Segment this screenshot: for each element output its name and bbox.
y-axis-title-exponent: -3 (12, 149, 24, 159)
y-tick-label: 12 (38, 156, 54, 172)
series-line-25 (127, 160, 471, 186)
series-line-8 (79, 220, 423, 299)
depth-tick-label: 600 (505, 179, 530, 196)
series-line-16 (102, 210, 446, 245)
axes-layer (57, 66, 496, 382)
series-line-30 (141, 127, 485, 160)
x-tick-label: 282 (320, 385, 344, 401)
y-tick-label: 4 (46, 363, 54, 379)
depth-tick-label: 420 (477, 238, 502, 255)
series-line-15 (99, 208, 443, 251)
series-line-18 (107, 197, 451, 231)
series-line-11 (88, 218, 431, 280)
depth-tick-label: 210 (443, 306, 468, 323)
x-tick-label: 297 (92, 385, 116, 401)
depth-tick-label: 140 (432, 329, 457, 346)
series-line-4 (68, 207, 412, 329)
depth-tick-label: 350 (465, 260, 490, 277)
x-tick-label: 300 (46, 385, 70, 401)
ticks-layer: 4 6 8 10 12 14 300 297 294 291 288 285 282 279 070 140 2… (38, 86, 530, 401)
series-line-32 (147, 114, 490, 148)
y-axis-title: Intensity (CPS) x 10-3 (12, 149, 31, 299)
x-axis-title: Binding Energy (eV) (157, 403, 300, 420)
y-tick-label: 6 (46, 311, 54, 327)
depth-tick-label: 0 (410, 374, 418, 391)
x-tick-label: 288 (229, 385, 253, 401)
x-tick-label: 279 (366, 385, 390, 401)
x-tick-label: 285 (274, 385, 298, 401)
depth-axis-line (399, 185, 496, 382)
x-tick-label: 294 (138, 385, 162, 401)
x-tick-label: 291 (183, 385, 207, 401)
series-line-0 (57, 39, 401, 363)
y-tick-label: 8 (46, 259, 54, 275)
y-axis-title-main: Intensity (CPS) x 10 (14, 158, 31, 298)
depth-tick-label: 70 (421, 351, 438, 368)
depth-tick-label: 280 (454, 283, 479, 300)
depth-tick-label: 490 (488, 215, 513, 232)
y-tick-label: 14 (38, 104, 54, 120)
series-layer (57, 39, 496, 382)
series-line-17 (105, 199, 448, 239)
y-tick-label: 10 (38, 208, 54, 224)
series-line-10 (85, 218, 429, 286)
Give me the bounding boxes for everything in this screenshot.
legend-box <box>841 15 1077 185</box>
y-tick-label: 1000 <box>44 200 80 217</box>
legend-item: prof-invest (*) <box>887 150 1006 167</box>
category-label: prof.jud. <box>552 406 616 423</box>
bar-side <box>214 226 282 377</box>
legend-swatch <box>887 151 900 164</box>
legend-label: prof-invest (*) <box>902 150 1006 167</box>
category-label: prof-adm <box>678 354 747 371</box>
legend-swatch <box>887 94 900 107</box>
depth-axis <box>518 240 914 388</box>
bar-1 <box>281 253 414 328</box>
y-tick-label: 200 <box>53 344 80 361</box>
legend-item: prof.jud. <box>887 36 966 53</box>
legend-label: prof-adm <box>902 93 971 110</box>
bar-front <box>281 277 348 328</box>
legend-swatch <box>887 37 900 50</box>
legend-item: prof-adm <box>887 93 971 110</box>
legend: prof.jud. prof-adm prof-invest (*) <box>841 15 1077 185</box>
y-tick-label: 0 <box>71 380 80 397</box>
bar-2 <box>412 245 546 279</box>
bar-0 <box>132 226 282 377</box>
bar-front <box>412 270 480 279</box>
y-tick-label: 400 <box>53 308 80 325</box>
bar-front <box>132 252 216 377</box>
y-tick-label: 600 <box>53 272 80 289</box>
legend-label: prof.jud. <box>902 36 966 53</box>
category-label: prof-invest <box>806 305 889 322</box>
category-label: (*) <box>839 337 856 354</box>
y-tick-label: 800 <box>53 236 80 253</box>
#####
### Task
Please retype the items above, from their first line through the line containing "x-tick-label: 300 (46, 385, 70, 401)", including both of those lines and matching each character.

### Answer for this exercise
Segment this screenshot: for each element output its name and bbox.
y-axis-title-exponent: -3 (12, 149, 24, 159)
y-tick-label: 12 (38, 156, 54, 172)
series-line-25 (127, 160, 471, 186)
series-line-8 (79, 220, 423, 299)
depth-tick-label: 600 (505, 179, 530, 196)
series-line-16 (102, 210, 446, 245)
axes-layer (57, 66, 496, 382)
series-line-30 (141, 127, 485, 160)
x-tick-label: 282 (320, 385, 344, 401)
y-tick-label: 4 (46, 363, 54, 379)
depth-tick-label: 420 (477, 238, 502, 255)
series-line-15 (99, 208, 443, 251)
series-line-18 (107, 197, 451, 231)
series-line-11 (88, 218, 431, 280)
depth-tick-label: 210 (443, 306, 468, 323)
x-tick-label: 297 (92, 385, 116, 401)
depth-tick-label: 140 (432, 329, 457, 346)
series-line-4 (68, 207, 412, 329)
depth-tick-label: 350 (465, 260, 490, 277)
x-tick-label: 300 (46, 385, 70, 401)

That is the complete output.